WORK TO BE COMPLETED:
Reproduce the stretch of material from the line that contains "customization-tabs: Layout Branding" through the line that contains "sidebar-item-comments[interactable]: Comments —", substituting "Channel settings" for every "Channel customization" and leaving everything else unchanged.

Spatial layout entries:

········

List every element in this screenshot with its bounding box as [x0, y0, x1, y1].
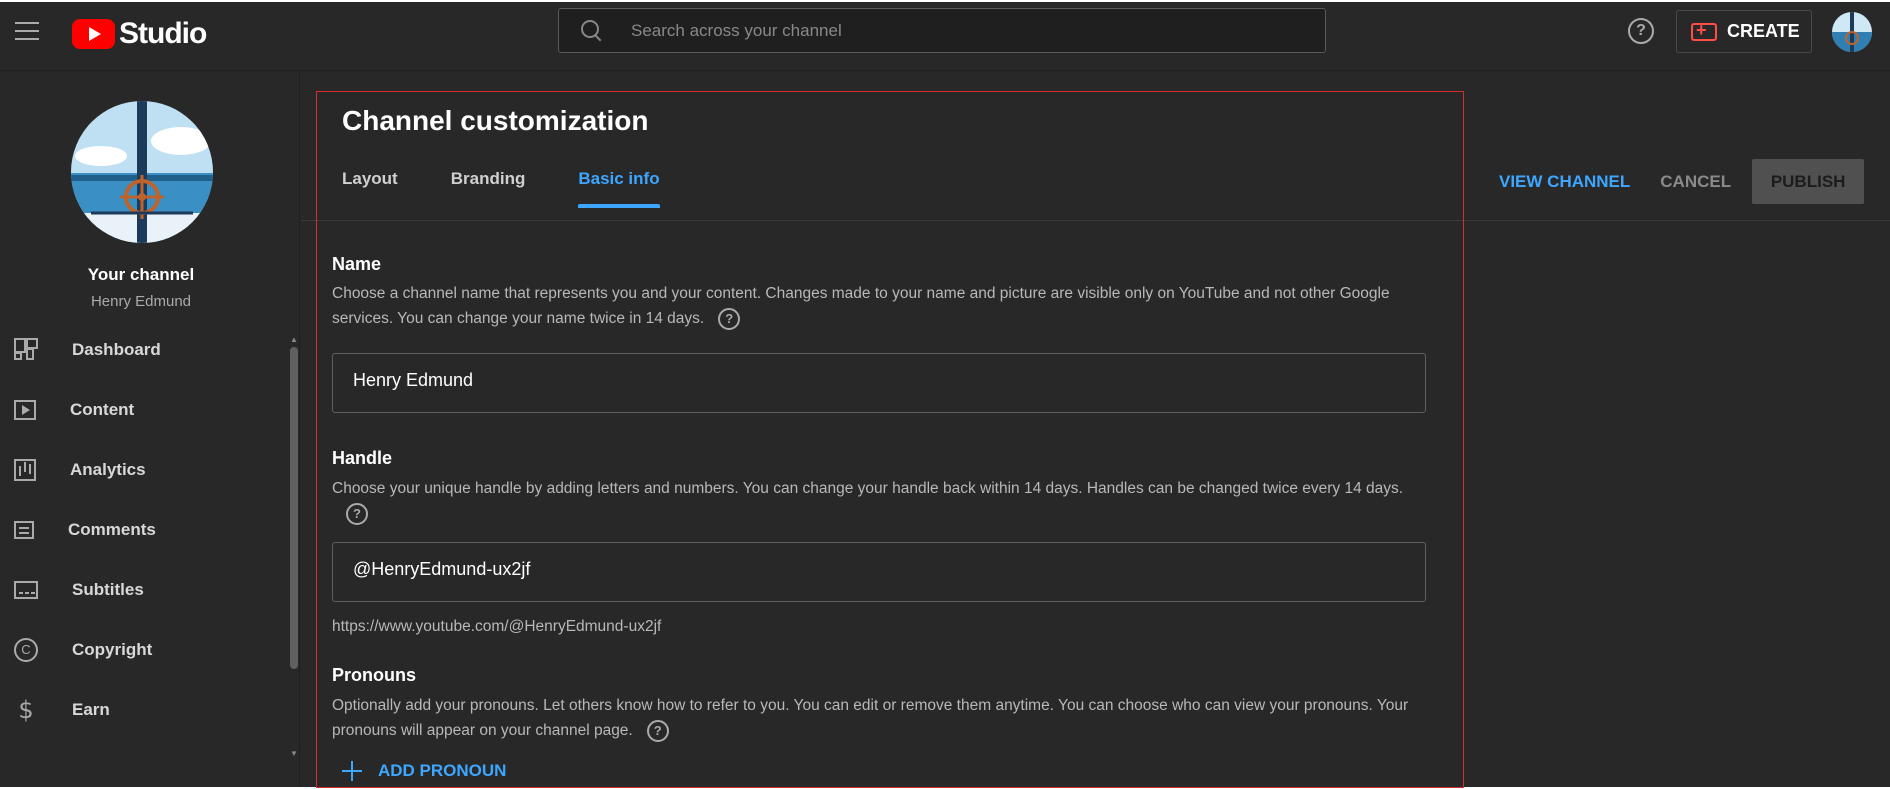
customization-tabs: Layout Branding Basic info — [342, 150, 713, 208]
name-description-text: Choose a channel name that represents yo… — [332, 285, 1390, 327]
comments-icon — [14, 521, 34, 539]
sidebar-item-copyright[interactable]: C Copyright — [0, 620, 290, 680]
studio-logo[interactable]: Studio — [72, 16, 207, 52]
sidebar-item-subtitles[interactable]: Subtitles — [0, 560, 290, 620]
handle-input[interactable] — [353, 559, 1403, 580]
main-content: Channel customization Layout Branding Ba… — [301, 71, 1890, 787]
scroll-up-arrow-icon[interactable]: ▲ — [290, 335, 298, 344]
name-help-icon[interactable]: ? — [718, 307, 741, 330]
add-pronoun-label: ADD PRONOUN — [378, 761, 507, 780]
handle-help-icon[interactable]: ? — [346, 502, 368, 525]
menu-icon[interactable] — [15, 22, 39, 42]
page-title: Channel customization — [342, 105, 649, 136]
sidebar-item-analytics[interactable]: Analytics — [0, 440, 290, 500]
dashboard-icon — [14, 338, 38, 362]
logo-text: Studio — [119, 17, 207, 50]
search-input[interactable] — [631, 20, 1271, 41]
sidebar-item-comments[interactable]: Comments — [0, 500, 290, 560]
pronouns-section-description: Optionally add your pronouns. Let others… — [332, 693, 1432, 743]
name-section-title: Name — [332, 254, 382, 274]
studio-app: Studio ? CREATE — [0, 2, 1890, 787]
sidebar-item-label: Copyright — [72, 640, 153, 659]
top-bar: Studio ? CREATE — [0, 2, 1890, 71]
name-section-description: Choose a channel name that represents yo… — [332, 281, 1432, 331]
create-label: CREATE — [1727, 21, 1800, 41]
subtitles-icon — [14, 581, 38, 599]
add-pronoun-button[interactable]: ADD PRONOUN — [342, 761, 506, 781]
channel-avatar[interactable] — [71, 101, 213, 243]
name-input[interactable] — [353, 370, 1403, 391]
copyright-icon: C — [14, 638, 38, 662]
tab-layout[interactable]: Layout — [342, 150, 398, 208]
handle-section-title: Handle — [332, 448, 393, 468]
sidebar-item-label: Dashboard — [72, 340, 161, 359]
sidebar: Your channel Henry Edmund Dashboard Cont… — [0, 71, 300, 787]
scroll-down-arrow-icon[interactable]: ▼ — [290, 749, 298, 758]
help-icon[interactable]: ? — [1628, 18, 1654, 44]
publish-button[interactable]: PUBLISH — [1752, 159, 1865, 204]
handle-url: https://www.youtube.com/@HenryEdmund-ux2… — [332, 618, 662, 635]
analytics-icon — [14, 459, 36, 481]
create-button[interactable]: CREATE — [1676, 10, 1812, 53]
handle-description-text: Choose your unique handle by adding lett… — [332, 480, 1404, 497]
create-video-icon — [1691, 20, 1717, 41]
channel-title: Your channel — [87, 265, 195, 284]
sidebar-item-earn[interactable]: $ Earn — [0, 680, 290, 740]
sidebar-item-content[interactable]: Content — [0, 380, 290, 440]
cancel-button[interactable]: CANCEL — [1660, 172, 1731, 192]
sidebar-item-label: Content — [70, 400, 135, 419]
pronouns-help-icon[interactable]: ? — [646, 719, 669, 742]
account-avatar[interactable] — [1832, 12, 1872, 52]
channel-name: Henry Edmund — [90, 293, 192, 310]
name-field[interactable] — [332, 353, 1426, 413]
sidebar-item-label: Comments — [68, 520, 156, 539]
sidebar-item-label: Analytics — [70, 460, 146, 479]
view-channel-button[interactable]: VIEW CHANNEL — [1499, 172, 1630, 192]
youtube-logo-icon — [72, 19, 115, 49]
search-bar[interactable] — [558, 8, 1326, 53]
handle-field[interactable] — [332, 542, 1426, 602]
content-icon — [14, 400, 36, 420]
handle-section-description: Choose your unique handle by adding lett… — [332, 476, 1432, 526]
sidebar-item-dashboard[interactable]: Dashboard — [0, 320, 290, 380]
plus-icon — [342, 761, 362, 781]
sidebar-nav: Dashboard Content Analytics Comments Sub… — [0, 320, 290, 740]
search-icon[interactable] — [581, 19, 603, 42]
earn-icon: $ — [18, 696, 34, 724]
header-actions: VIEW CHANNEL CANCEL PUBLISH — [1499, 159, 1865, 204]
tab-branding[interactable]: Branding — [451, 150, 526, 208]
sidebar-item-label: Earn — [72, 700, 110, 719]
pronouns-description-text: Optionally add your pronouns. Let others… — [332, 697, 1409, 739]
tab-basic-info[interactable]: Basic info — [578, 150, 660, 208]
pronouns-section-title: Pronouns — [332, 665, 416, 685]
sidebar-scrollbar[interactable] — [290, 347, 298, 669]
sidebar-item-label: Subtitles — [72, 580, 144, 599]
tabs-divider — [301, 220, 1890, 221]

········

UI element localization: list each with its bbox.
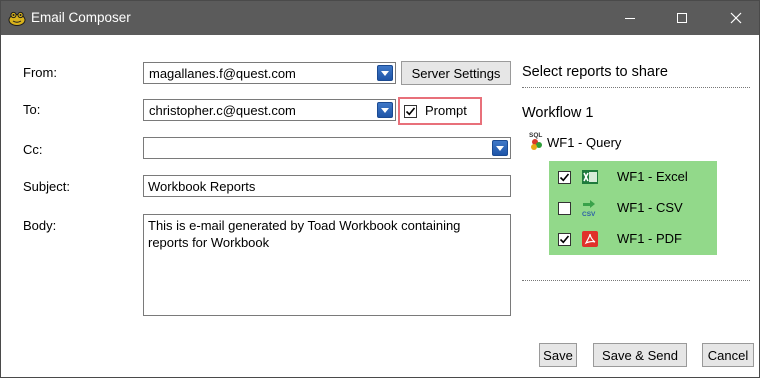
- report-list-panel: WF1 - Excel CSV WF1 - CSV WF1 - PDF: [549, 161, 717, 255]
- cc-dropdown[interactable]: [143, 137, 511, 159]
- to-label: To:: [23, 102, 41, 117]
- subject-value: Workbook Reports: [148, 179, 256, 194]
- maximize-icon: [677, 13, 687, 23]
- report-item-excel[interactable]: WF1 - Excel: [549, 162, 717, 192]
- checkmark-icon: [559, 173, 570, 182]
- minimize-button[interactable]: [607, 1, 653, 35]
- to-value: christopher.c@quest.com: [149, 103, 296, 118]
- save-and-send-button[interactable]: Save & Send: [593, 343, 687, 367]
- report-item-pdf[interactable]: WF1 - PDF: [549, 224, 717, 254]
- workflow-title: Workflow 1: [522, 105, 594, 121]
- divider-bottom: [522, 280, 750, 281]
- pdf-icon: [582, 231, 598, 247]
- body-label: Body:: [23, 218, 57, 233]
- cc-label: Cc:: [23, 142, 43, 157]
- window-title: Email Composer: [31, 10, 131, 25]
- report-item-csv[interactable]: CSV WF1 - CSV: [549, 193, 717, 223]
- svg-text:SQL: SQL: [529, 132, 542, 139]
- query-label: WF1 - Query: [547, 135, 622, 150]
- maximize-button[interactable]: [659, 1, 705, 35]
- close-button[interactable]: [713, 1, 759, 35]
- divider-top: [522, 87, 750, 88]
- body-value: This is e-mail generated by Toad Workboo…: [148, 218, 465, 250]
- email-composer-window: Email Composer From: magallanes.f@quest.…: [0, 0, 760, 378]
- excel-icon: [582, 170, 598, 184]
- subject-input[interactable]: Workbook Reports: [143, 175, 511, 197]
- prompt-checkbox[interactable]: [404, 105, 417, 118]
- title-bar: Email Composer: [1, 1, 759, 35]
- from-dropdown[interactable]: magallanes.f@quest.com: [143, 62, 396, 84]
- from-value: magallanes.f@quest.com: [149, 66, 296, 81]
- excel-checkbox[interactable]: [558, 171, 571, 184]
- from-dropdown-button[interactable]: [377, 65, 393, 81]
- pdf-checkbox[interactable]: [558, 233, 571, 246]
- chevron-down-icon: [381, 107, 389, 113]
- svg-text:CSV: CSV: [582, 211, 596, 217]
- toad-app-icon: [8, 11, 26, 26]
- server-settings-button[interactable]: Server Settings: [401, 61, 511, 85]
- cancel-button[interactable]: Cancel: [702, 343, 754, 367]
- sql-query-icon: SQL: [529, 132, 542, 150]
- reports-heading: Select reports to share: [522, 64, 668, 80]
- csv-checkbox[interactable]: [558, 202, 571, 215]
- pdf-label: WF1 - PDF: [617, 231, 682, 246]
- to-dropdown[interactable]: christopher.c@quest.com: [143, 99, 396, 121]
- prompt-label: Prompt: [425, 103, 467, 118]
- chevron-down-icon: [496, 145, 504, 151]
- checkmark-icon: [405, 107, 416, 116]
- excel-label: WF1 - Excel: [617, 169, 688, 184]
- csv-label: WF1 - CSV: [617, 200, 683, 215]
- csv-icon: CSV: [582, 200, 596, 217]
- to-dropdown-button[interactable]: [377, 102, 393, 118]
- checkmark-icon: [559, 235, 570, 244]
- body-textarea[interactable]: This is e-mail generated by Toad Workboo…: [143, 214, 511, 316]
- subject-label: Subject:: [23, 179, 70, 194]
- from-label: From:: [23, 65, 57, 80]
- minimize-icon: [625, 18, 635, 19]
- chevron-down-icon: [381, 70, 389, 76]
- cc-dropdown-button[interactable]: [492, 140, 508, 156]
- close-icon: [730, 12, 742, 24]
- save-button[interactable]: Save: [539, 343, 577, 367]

········

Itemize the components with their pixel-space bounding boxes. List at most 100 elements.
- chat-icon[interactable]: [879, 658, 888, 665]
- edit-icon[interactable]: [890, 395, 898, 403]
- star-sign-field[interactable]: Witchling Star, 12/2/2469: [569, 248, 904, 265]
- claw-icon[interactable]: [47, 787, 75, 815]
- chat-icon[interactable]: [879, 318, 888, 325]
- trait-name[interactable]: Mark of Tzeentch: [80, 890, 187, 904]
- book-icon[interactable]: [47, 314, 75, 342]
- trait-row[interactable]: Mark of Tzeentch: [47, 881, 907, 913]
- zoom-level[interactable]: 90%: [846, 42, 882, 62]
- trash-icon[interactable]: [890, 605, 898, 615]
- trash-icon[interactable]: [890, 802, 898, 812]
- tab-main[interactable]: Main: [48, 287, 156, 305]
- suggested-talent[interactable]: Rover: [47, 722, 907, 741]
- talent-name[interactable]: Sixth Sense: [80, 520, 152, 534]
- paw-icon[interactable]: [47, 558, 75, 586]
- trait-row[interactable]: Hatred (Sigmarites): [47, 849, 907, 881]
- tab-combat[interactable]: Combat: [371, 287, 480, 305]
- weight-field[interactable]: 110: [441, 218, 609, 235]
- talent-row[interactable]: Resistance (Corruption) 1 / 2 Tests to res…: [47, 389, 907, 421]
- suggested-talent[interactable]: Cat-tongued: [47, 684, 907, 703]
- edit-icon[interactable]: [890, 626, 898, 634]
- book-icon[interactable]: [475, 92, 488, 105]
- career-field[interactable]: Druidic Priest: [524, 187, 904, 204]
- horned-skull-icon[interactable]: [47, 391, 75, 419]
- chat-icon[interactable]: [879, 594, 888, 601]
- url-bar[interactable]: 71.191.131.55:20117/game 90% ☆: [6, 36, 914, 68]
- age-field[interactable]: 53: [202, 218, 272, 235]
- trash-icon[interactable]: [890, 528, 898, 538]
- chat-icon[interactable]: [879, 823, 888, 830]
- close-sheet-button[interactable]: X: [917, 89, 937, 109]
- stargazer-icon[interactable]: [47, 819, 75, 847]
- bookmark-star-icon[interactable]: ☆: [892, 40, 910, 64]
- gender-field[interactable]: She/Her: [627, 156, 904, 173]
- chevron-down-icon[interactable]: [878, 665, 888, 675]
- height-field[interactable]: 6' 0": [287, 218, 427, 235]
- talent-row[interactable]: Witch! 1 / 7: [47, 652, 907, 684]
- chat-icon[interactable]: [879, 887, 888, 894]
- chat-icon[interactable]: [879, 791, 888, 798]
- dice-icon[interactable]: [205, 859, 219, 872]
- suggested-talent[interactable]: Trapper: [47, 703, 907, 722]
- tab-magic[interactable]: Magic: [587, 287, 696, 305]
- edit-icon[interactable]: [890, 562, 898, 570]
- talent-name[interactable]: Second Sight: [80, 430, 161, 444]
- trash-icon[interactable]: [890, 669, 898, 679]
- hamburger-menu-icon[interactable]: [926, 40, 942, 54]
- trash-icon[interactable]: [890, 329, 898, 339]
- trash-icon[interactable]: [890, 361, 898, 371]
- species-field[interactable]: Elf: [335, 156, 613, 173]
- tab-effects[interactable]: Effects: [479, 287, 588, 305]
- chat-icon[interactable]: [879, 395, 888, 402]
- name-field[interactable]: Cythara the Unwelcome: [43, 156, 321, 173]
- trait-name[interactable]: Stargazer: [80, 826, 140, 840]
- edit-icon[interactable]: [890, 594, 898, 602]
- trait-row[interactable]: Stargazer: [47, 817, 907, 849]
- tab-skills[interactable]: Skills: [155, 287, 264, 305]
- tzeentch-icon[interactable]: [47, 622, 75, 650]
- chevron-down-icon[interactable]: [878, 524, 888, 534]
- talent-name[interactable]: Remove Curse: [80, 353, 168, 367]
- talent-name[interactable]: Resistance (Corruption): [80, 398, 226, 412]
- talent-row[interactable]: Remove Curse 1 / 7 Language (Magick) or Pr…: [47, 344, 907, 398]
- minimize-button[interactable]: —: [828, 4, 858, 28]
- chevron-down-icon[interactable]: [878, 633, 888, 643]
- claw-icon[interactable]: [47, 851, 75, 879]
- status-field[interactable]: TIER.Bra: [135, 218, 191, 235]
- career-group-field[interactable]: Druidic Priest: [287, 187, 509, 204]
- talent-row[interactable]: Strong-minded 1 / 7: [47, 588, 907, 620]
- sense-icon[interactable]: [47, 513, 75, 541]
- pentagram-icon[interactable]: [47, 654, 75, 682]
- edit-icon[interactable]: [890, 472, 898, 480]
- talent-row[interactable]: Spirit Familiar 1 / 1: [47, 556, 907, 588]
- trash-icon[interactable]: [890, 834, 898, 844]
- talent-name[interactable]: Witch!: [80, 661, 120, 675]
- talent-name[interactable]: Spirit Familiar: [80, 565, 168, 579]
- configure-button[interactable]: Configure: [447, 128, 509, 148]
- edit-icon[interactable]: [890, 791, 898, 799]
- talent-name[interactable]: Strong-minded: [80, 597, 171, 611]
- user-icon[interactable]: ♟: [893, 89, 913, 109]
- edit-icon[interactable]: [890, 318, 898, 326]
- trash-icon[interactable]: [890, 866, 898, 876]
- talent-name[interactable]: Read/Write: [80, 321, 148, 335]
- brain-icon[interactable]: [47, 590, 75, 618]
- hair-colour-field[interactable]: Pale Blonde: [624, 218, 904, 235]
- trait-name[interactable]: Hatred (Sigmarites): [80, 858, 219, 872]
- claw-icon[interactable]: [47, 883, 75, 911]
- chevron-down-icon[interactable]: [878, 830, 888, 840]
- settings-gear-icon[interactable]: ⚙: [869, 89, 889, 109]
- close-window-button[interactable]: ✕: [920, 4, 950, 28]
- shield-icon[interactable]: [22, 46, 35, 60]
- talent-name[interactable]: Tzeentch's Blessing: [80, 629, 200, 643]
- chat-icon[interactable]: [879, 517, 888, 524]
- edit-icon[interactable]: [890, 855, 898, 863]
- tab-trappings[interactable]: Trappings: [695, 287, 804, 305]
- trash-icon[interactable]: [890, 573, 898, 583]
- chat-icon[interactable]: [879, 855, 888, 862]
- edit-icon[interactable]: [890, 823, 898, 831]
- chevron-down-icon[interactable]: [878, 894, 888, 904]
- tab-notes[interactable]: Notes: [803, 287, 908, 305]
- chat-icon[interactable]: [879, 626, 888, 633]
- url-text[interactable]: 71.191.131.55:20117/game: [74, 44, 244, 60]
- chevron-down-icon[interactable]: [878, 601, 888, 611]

········

ANSWER TO THE TASK:
customization-tabs: Layout Branding Basic info — [342, 150, 713, 208]
name-description-text: Choose a channel name that represents yo… — [332, 285, 1390, 327]
comments-icon — [14, 521, 34, 539]
sidebar-item-copyright[interactable]: C Copyright — [0, 620, 290, 680]
studio-logo[interactable]: Studio — [72, 16, 207, 52]
sidebar-item-subtitles[interactable]: Subtitles — [0, 560, 290, 620]
handle-input[interactable] — [353, 559, 1403, 580]
main-content: Channel settings Layout Branding Ba… — [301, 71, 1890, 787]
scroll-up-arrow-icon[interactable]: ▲ — [290, 335, 298, 344]
name-help-icon[interactable]: ? — [718, 307, 741, 330]
add-pronoun-label: ADD PRONOUN — [378, 761, 507, 780]
handle-help-icon[interactable]: ? — [346, 502, 368, 525]
menu-icon[interactable] — [15, 22, 39, 42]
page-title: Channel settings — [342, 105, 649, 136]
sidebar-item-analytics[interactable]: Analytics — [0, 440, 290, 500]
dashboard-icon — [14, 338, 38, 362]
logo-text: Studio — [119, 17, 207, 50]
search-input[interactable] — [631, 20, 1271, 41]
sidebar-item-comments[interactable]: Comments — [0, 500, 290, 560]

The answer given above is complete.